• Given request: Transcribe the records below exactly.

• Supplied data:
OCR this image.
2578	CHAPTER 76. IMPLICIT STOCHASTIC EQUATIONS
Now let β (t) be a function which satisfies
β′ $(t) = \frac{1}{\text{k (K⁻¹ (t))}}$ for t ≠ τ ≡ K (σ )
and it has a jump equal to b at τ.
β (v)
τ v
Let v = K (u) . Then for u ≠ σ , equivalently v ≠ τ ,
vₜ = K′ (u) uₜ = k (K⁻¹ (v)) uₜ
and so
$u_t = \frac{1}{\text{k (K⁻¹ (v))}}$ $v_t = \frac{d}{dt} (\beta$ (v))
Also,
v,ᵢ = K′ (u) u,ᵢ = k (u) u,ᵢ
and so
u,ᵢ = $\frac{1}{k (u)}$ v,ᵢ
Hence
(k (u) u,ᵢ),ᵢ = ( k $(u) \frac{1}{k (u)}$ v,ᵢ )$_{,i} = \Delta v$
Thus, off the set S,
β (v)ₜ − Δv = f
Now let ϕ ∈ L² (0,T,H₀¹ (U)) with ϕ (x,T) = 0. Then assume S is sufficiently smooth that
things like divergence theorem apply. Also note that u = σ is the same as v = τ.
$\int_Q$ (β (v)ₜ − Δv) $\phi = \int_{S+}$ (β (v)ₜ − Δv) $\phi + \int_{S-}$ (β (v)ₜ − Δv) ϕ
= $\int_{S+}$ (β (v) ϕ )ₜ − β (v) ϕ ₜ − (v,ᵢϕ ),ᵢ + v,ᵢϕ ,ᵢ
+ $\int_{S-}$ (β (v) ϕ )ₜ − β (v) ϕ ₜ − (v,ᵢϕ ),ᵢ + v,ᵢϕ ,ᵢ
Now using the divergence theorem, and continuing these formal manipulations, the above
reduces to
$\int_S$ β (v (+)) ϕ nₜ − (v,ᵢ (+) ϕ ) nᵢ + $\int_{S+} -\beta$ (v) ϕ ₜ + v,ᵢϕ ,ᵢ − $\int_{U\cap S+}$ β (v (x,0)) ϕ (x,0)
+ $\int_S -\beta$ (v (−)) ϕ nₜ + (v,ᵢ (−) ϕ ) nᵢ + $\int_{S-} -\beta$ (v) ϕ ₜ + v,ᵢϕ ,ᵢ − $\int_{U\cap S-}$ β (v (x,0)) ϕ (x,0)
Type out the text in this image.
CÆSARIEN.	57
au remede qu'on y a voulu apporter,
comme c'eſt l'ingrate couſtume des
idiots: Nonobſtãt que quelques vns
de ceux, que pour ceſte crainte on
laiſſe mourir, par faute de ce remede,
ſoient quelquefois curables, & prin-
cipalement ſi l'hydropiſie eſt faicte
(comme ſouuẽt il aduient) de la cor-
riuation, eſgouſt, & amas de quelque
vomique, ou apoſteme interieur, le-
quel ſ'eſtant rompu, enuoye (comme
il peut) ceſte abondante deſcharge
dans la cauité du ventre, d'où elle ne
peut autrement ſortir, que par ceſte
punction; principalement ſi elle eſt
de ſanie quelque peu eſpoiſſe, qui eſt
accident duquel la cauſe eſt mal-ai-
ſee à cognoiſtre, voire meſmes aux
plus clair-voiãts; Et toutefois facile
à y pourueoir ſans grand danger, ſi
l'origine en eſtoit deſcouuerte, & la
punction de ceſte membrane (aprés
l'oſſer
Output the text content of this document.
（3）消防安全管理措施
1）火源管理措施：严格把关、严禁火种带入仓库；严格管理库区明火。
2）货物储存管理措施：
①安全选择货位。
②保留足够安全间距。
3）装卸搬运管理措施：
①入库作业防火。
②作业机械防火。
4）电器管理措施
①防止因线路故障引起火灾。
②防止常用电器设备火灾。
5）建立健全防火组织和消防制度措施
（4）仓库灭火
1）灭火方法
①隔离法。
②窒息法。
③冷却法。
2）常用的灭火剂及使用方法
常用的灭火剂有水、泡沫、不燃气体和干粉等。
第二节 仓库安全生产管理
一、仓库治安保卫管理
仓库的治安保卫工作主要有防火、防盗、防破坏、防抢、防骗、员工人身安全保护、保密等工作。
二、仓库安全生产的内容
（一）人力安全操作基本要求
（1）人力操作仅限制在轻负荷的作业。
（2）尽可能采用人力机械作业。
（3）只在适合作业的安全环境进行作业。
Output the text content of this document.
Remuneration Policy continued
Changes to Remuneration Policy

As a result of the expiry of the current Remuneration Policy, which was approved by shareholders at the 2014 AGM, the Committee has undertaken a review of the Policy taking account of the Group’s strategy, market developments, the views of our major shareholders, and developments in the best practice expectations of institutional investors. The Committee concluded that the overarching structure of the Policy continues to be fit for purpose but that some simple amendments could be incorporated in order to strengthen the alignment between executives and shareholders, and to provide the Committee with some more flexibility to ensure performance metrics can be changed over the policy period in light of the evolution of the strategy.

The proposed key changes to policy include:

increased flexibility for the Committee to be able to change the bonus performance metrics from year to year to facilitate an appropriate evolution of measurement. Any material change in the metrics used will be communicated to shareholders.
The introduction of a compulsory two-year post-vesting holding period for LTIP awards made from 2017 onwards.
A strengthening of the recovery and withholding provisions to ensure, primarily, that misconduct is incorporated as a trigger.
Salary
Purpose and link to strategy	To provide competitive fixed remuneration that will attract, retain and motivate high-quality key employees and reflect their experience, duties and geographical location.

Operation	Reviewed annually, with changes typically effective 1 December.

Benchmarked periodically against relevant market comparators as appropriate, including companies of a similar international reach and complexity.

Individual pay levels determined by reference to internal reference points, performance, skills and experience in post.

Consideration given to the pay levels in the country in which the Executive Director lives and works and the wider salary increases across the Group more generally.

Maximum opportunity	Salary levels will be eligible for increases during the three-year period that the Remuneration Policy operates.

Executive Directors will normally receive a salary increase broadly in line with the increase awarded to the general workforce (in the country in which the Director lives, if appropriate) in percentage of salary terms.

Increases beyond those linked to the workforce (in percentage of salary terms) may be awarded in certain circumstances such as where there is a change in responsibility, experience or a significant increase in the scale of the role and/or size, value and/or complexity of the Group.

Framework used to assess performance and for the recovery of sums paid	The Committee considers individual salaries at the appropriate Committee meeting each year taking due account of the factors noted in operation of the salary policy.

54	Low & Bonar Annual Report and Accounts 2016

• Output:
OCR this image.
2578	CHAPTER 76. IMPLICIT STOCHASTIC EQUATIONS
Now let β (t) be a function which satisfies
β′ $(t) = \frac{1}{\text{k (K⁻¹ (t))}}$ for t ≠ τ ≡ K (σ )
and it has a jump equal to b at τ.
β (v)
τ v
Let v = K (u) . Then for u ≠ σ , equivalently v ≠ τ ,
vₜ = K′ (u) uₜ = k (K⁻¹ (v)) uₜ
and so
$u_t = \frac{1}{\text{k (K⁻¹ (v))}}$ $v_t = \frac{d}{dt} (\beta$ (v))
Also,
v,ᵢ = K′ (u) u,ᵢ = k (u) u,ᵢ
and so
u,ᵢ = $\frac{1}{k (u)}$ v,ᵢ
Hence
(k (u) u,ᵢ),ᵢ = ( k $(u) \frac{1}{k (u)}$ v,ᵢ )$_{,i} = \Delta v$
Thus, off the set S,
β (v)ₜ − Δv = f
Now let ϕ ∈ L² (0,T,H₀¹ (U)) with ϕ (x,T) = 0. Then assume S is sufficiently smooth that
things like divergence theorem apply. Also note that u = σ is the same as v = τ.
$\int_Q$ (β (v)ₜ − Δv) $\phi = \int_{S+}$ (β (v)ₜ − Δv) $\phi + \int_{S-}$ (β (v)ₜ − Δv) ϕ
= $\int_{S+}$ (β (v) ϕ )ₜ − β (v) ϕ ₜ − (v,ᵢϕ ),ᵢ + v,ᵢϕ ,ᵢ
+ $\int_{S-}$ (β (v) ϕ )ₜ − β (v) ϕ ₜ − (v,ᵢϕ ),ᵢ + v,ᵢϕ ,ᵢ
Now using the divergence theorem, and continuing these formal manipulations, the above
reduces to
$\int_S$ β (v (+)) ϕ nₜ − (v,ᵢ (+) ϕ ) nᵢ + $\int_{S+} -\beta$ (v) ϕ ₜ + v,ᵢϕ ,ᵢ − $\int_{U\cap S+}$ β (v (x,0)) ϕ (x,0)
+ $\int_S -\beta$ (v (−)) ϕ nₜ + (v,ᵢ (−) ϕ ) nᵢ + $\int_{S-} -\beta$ (v) ϕ ₜ + v,ᵢϕ ,ᵢ − $\int_{U\cap S-}$ β (v (x,0)) ϕ (x,0)
Type out the text in this image.
CÆSARIEN.	57
au remede qu'on y a voulu apporter,
comme c'eſt l'ingrate couſtume des
idiots: Nonobſtãt que quelques vns
de ceux, que pour ceſte crainte on
laiſſe mourir, par faute de ce remede,
ſoient quelquefois curables, & prin-
cipalement ſi l'hydropiſie eſt faicte
(comme ſouuẽt il aduient) de la cor-
riuation, eſgouſt, & amas de quelque
vomique, ou apoſteme interieur, le-
quel ſ'eſtant rompu, enuoye (comme
il peut) ceſte abondante deſcharge
dans la cauité du ventre, d'où elle ne
peut autrement ſortir, que par ceſte
punction; principalement ſi elle eſt
de ſanie quelque peu eſpoiſſe, qui eſt
accident duquel la cauſe eſt mal-ai-
ſee à cognoiſtre, voire meſmes aux
plus clair-voiãts; Et toutefois facile
à y pourueoir ſans grand danger, ſi
l'origine en eſtoit deſcouuerte, & la
punction de ceſte membrane (aprés
l'oſſer
Output the text content of this document.
（3）消防安全管理措施
1）火源管理措施：严格把关、严禁火种带入仓库；严格管理库区明火。
2）货物储存管理措施：
①安全选择货位。
②保留足够安全间距。
3）装卸搬运管理措施：
①入库作业防火。
②作业机械防火。
4）电器管理措施
①防止因线路故障引起火灾。
②防止常用电器设备火灾。
5）建立健全防火组织和消防制度措施
（4）仓库灭火
1）灭火方法
①隔离法。
②窒息法。
③冷却法。
2）常用的灭火剂及使用方法
常用的灭火剂有水、泡沫、不燃气体和干粉等。
第二节 仓库安全生产管理
一、仓库治安保卫管理
仓库的治安保卫工作主要有防火、防盗、防破坏、防抢、防骗、员工人身安全保护、保密等工作。
二、仓库安全生产的内容
（一）人力安全操作基本要求
（1）人力操作仅限制在轻负荷的作业。
（2）尽可能采用人力机械作业。
（3）只在适合作业的安全环境进行作业。
Output the text content of this document.
Remuneration Policy continued
Changes to Remuneration Policy

As a result of the expiry of the current Remuneration Policy, which was approved by shareholders at the 2014 AGM, the Committee has undertaken a review of the Policy taking account of the Group’s strategy, market developments, the views of our major shareholders, and developments in the best practice expectations of institutional investors. The Committee concluded that the overarching structure of the Policy continues to be fit for purpose but that some simple amendments could be incorporated in order to strengthen the alignment between executives and shareholders, and to provide the Committee with some more flexibility to ensure performance metrics can be changed over the policy period in light of the evolution of the strategy.

The proposed key changes to policy include:

increased flexibility for the Committee to be able to change the bonus performance metrics from year to year to facilitate an appropriate evolution of measurement. Any material change in the metrics used will be communicated to shareholders.
The introduction of a compulsory two-year post-vesting holding period for LTIP awards made from 2017 onwards.
A strengthening of the recovery and withholding provisions to ensure, primarily, that misconduct is incorporated as a trigger.
Salary
Purpose and link to strategy	To provide competitive fixed remuneration that will attract, retain and motivate high-quality key employees and reflect their experience, duties and geographical location.

Operation	Reviewed annually, with changes typically effective 1 December.

Benchmarked periodically against relevant market comparators as appropriate, including companies of a similar international reach and complexity.

Individual pay levels determined by reference to internal reference points, performance, skills and experience in post.

Consideration given to the pay levels in the country in which the Executive Director lives and works and the wider salary increases across the Group more generally.

Maximum opportunity	Salary levels will be eligible for increases during the three-year period that the Remuneration Policy operates.

Executive Directors will normally receive a salary increase broadly in line with the increase awarded to the general workforce (in the country in which the Director lives, if appropriate) in percentage of salary terms.

Increases beyond those linked to the workforce (in percentage of salary terms) may be awarded in certain circumstances such as where there is a change in responsibility, experience or a significant increase in the scale of the role and/or size, value and/or complexity of the Group.

Framework used to assess performance and for the recovery of sums paid	The Committee considers individual salaries at the appropriate Committee meeting each year taking due account of the factors noted in operation of the salary policy.

54	Low & Bonar Annual Report and Accounts 2016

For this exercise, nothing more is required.